--- BEGIN ---

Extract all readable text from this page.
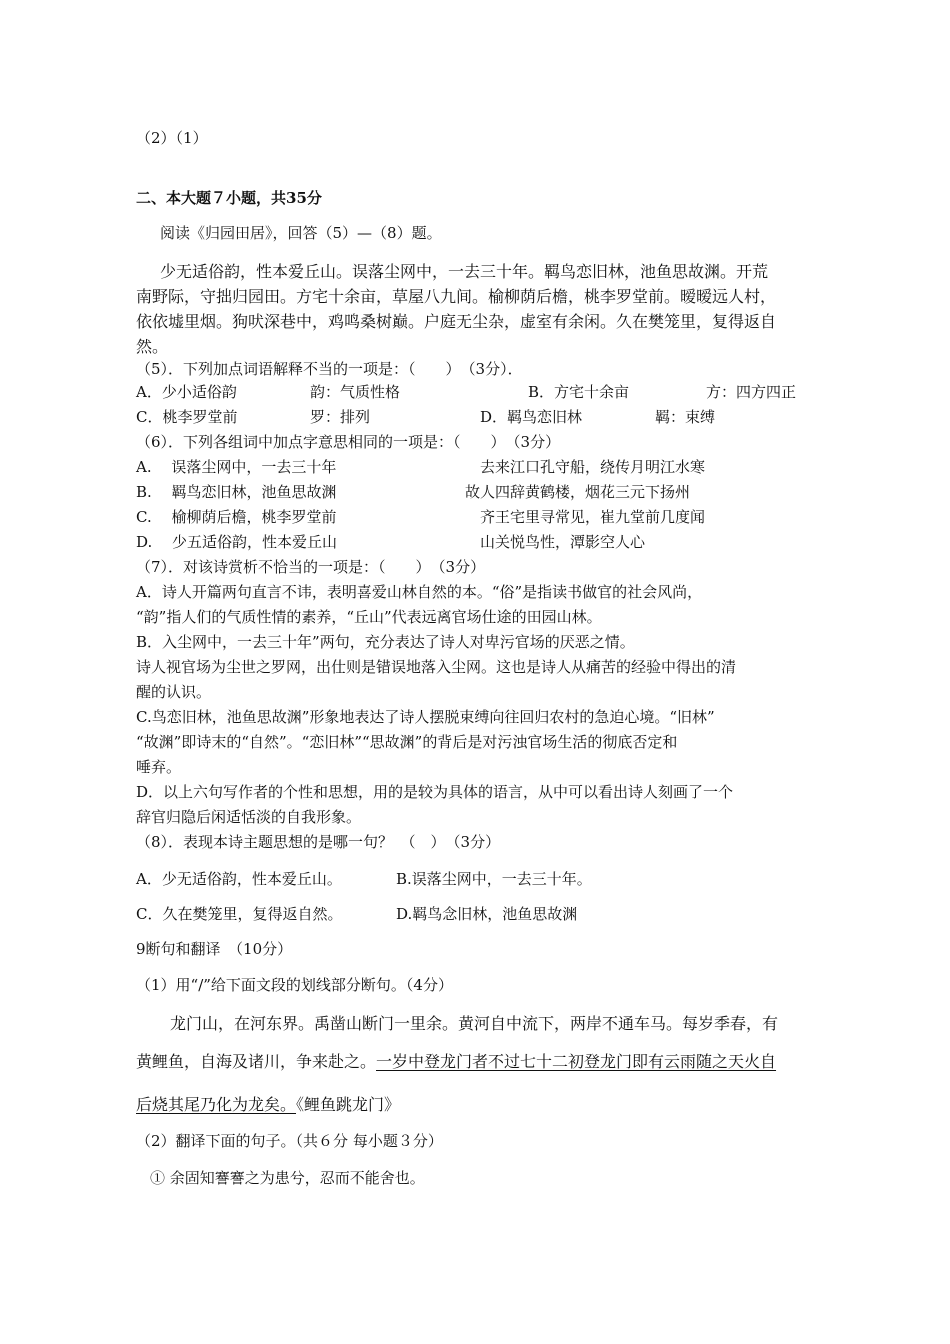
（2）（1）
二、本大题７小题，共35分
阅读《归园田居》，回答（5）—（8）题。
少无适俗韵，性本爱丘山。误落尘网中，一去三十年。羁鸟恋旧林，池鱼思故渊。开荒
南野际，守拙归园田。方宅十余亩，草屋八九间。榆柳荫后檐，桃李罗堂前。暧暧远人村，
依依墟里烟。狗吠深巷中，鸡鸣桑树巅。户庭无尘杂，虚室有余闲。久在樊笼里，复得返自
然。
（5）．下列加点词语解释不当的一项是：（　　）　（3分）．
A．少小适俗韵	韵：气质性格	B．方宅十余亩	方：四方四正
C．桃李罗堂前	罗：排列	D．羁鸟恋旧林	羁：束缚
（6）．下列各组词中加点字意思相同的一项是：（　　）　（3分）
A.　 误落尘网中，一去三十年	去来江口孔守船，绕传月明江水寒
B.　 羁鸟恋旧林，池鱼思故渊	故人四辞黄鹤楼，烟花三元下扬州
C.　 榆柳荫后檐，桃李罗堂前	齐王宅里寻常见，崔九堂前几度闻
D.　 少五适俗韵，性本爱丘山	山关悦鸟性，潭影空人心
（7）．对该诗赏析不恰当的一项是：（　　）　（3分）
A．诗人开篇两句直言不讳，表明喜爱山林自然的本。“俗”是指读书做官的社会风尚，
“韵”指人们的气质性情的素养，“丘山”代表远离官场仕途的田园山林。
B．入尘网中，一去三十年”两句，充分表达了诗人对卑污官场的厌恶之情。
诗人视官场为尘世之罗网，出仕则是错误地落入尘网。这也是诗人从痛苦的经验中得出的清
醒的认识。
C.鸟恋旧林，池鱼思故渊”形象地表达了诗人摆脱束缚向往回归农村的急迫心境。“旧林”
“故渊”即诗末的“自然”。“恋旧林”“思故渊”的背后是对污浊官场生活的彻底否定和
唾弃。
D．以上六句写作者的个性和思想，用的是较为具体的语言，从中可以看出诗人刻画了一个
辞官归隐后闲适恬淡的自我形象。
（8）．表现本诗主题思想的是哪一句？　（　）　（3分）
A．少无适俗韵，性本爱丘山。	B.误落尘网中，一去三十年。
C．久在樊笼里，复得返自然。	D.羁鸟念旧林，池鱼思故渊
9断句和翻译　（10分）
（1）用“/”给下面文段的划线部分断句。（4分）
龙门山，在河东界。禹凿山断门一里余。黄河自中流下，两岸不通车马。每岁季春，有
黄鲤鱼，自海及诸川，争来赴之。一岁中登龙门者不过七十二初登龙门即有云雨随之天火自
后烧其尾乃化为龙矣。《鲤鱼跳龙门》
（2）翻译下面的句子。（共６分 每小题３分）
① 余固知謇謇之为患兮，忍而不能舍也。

--- END ---

All of the lines above should be retyped precisely, apart from the pictures.

> [Exercise response]:
Extract all readable text from this page.
（2）（1）
二、本大题７小题，共35分
阅读《归园田居》，回答（5）—（8）题。
少无适俗韵，性本爱丘山。误落尘网中，一去三十年。羁鸟恋旧林，池鱼思故渊。开荒
南野际，守拙归园田。方宅十余亩，草屋八九间。榆柳荫后檐，桃李罗堂前。暧暧远人村，
依依墟里烟。狗吠深巷中，鸡鸣桑树巅。户庭无尘杂，虚室有余闲。久在樊笼里，复得返自
然。
（5）．下列加点词语解释不当的一项是：（　　）　（3分）．
A．少小适俗韵	韵：气质性格	B．方宅十余亩	方：四方四正
C．桃李罗堂前	罗：排列	D．羁鸟恋旧林	羁：束缚
（6）．下列各组词中加点字意思相同的一项是：（　　）　（3分）
A.　 误落尘网中，一去三十年	去来江口孔守船，绕传月明江水寒
B.　 羁鸟恋旧林，池鱼思故渊	故人四辞黄鹤楼，烟花三元下扬州
C.　 榆柳荫后檐，桃李罗堂前	齐王宅里寻常见，崔九堂前几度闻
D.　 少五适俗韵，性本爱丘山	山关悦鸟性，潭影空人心
（7）．对该诗赏析不恰当的一项是：（　　）　（3分）
A．诗人开篇两句直言不讳，表明喜爱山林自然的本。“俗”是指读书做官的社会风尚，
“韵”指人们的气质性情的素养，“丘山”代表远离官场仕途的田园山林。
B．入尘网中，一去三十年”两句，充分表达了诗人对卑污官场的厌恶之情。
诗人视官场为尘世之罗网，出仕则是错误地落入尘网。这也是诗人从痛苦的经验中得出的清
醒的认识。
C.鸟恋旧林，池鱼思故渊”形象地表达了诗人摆脱束缚向往回归农村的急迫心境。“旧林”
“故渊”即诗末的“自然”。“恋旧林”“思故渊”的背后是对污浊官场生活的彻底否定和
唾弃。
D．以上六句写作者的个性和思想，用的是较为具体的语言，从中可以看出诗人刻画了一个
辞官归隐后闲适恬淡的自我形象。
（8）．表现本诗主题思想的是哪一句？　（　）　（3分）
A．少无适俗韵，性本爱丘山。	B.误落尘网中，一去三十年。
C．久在樊笼里，复得返自然。	D.羁鸟念旧林，池鱼思故渊
9断句和翻译　（10分）
（1）用“/”给下面文段的划线部分断句。（4分）
龙门山，在河东界。禹凿山断门一里余。黄河自中流下，两岸不通车马。每岁季春，有
黄鲤鱼，自海及诸川，争来赴之。一岁中登龙门者不过七十二初登龙门即有云雨随之天火自
后烧其尾乃化为龙矣。《鲤鱼跳龙门》
（2）翻译下面的句子。（共６分 每小题３分）
① 余固知謇謇之为患兮，忍而不能舍也。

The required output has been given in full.